Task to carry out:
Search the data for the word "name". Reproduce every line where it is found.

Material:
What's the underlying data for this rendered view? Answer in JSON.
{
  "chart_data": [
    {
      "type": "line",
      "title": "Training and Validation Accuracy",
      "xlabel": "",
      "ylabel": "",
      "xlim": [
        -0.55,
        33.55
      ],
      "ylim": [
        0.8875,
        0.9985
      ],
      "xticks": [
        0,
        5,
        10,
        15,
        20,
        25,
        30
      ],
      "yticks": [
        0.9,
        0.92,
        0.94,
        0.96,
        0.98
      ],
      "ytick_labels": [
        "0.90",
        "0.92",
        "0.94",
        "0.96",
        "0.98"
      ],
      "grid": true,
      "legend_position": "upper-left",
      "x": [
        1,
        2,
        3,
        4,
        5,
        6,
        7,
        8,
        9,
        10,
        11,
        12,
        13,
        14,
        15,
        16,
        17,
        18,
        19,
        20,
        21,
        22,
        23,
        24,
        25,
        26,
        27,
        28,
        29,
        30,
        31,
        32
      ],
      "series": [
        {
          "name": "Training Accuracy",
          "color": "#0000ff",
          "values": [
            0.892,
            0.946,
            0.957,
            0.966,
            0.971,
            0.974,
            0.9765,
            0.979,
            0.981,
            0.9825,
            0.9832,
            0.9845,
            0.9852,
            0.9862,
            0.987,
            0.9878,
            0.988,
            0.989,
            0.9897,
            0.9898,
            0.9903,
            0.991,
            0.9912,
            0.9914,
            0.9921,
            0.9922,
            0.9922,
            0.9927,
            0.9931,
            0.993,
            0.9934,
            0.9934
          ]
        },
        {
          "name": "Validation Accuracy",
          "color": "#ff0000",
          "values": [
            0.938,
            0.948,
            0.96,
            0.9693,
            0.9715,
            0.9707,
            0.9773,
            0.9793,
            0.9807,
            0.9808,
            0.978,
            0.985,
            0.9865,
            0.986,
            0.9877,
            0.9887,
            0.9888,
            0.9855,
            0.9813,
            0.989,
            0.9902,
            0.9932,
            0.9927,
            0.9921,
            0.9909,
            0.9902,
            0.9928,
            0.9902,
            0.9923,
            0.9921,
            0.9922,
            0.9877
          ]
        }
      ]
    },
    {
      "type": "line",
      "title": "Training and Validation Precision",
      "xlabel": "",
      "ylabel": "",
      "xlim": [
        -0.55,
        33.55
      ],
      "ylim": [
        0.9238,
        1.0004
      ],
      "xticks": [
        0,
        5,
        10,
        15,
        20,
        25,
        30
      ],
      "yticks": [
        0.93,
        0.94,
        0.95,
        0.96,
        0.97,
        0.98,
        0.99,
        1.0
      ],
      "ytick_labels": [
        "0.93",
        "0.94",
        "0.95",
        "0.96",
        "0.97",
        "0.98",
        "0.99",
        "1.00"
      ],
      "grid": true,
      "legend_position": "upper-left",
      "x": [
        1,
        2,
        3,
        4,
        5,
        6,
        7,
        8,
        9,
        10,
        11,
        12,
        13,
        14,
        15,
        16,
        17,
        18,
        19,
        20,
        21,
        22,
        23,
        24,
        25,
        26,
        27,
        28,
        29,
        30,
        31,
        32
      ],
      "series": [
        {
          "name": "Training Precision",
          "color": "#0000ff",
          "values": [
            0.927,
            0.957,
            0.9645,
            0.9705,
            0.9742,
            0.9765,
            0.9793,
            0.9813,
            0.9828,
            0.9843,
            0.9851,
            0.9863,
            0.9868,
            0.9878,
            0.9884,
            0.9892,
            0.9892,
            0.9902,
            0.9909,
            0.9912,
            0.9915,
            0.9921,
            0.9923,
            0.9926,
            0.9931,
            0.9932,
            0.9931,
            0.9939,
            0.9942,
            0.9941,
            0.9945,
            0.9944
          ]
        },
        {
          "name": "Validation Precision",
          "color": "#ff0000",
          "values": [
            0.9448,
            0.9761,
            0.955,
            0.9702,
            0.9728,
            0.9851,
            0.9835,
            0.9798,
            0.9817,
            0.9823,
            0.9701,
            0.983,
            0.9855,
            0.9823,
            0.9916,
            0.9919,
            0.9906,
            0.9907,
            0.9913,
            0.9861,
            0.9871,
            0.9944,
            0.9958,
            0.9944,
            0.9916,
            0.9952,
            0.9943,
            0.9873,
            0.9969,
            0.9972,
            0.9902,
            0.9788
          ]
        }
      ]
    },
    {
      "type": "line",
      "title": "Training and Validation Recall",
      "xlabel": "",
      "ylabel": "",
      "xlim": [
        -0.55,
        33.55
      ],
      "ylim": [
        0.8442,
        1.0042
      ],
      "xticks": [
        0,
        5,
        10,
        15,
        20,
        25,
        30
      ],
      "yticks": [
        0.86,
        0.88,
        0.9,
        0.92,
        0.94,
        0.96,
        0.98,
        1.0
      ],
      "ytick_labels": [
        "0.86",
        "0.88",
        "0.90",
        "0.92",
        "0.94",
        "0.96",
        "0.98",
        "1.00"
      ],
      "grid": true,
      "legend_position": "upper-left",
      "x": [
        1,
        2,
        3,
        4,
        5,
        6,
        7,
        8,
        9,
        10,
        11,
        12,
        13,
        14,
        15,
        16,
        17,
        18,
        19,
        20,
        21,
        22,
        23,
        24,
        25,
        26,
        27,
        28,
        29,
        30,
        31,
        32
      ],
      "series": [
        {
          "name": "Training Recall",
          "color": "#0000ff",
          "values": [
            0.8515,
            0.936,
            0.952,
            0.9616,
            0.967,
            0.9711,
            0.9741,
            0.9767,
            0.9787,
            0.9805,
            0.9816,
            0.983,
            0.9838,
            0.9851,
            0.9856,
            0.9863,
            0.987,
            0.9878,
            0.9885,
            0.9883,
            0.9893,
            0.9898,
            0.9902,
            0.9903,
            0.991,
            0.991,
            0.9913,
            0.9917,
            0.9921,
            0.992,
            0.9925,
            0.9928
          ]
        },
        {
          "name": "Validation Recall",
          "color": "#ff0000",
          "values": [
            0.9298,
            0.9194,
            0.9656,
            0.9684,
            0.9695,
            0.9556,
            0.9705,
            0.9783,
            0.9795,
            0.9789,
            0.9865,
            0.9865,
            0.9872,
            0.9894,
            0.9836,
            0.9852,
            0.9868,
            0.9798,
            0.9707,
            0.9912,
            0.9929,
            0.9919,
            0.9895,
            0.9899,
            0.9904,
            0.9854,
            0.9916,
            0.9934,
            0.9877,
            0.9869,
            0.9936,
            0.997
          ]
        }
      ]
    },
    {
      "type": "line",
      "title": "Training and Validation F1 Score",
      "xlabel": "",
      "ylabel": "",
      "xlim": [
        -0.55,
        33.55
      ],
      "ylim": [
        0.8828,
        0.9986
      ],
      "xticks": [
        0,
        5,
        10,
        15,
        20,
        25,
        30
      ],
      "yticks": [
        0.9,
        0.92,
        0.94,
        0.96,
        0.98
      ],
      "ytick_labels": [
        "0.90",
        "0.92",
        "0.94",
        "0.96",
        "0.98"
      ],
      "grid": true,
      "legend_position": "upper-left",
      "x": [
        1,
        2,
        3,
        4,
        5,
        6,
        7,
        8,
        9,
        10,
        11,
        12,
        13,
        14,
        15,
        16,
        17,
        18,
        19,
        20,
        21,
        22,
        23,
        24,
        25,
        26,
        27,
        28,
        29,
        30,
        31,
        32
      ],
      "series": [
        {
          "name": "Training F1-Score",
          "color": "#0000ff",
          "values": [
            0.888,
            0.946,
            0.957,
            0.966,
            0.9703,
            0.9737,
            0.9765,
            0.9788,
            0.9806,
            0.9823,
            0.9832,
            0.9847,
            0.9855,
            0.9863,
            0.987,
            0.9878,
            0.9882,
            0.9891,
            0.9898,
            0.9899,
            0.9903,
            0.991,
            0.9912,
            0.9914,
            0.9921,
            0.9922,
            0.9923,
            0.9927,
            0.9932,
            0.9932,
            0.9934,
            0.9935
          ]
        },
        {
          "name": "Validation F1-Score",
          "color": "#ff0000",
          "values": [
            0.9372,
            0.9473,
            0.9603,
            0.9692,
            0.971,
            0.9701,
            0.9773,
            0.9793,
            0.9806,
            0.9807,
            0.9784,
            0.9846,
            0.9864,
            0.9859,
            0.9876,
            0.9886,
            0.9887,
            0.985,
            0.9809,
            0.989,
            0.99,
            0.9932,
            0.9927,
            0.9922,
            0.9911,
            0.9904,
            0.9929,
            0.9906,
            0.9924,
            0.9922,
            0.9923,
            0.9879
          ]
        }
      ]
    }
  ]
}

Exercise answer:
          "name": "Training Accuracy",
          "name": "Validation Accuracy",
          "name": "Training Precision",
          "name": "Validation Precision",
          "name": "Training Recall",
          "name": "Validation Recall",
          "name": "Training F1-Score",
          "name": "Validation F1-Score",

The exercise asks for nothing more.